* _WHAT IS ASKED_
Copy all the material below, exactly as it stands.

* _AVAILABLE DATA_
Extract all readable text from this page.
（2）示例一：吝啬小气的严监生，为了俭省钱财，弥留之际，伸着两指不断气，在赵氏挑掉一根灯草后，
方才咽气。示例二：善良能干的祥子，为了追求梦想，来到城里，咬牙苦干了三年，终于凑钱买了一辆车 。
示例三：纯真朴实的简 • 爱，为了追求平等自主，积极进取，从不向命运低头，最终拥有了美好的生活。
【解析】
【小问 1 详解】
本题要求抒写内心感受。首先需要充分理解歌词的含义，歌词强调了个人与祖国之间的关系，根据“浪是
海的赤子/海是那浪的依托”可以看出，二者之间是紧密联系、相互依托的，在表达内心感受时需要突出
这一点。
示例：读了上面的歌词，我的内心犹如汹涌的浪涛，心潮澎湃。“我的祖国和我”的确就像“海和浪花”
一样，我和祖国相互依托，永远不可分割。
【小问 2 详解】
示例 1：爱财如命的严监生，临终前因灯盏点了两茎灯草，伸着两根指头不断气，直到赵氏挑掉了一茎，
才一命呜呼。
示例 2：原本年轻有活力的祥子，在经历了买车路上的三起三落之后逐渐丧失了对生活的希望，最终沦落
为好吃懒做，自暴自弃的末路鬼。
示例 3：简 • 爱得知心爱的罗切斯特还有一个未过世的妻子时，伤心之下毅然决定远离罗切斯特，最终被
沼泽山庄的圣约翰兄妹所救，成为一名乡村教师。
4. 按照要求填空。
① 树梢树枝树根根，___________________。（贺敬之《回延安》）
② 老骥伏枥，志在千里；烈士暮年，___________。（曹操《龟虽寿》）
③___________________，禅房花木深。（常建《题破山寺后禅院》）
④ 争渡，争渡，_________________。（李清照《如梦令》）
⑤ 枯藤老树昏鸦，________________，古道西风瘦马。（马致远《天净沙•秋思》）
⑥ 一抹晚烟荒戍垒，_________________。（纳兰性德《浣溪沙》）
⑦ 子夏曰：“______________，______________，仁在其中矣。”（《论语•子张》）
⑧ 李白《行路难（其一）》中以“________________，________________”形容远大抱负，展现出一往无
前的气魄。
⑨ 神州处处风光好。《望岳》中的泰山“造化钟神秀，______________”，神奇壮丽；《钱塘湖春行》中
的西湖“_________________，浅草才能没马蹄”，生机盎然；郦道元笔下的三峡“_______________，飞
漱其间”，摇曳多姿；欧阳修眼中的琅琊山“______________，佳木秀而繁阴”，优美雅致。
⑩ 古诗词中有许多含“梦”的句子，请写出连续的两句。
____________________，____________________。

* _EXERCISE SOLUTION_
Extract all readable text from this page.
（2）示例一：吝啬小气的严监生，为了俭省钱财，弥留之际，伸着两指不断气，在赵氏挑掉一根灯草后，
方才咽气。示例二：善良能干的祥子，为了追求梦想，来到城里，咬牙苦干了三年，终于凑钱买了一辆车 。
示例三：纯真朴实的简 • 爱，为了追求平等自主，积极进取，从不向命运低头，最终拥有了美好的生活。
【解析】
【小问 1 详解】
本题要求抒写内心感受。首先需要充分理解歌词的含义，歌词强调了个人与祖国之间的关系，根据“浪是
海的赤子/海是那浪的依托”可以看出，二者之间是紧密联系、相互依托的，在表达内心感受时需要突出
这一点。
示例：读了上面的歌词，我的内心犹如汹涌的浪涛，心潮澎湃。“我的祖国和我”的确就像“海和浪花”
一样，我和祖国相互依托，永远不可分割。
【小问 2 详解】
示例 1：爱财如命的严监生，临终前因灯盏点了两茎灯草，伸着两根指头不断气，直到赵氏挑掉了一茎，
才一命呜呼。
示例 2：原本年轻有活力的祥子，在经历了买车路上的三起三落之后逐渐丧失了对生活的希望，最终沦落
为好吃懒做，自暴自弃的末路鬼。
示例 3：简 • 爱得知心爱的罗切斯特还有一个未过世的妻子时，伤心之下毅然决定远离罗切斯特，最终被
沼泽山庄的圣约翰兄妹所救，成为一名乡村教师。
4. 按照要求填空。
① 树梢树枝树根根，___________________。（贺敬之《回延安》）
② 老骥伏枥，志在千里；烈士暮年，___________。（曹操《龟虽寿》）
③___________________，禅房花木深。（常建《题破山寺后禅院》）
④ 争渡，争渡，_________________。（李清照《如梦令》）
⑤ 枯藤老树昏鸦，________________，古道西风瘦马。（马致远《天净沙•秋思》）
⑥ 一抹晚烟荒戍垒，_________________。（纳兰性德《浣溪沙》）
⑦ 子夏曰：“______________，______________，仁在其中矣。”（《论语•子张》）
⑧ 李白《行路难（其一）》中以“________________，________________”形容远大抱负，展现出一往无
前的气魄。
⑨ 神州处处风光好。《望岳》中的泰山“造化钟神秀，______________”，神奇壮丽；《钱塘湖春行》中
的西湖“_________________，浅草才能没马蹄”，生机盎然；郦道元笔下的三峡“_______________，飞
漱其间”，摇曳多姿；欧阳修眼中的琅琊山“______________，佳木秀而繁阴”，优美雅致。
⑩ 古诗词中有许多含“梦”的句子，请写出连续的两句。
____________________，____________________。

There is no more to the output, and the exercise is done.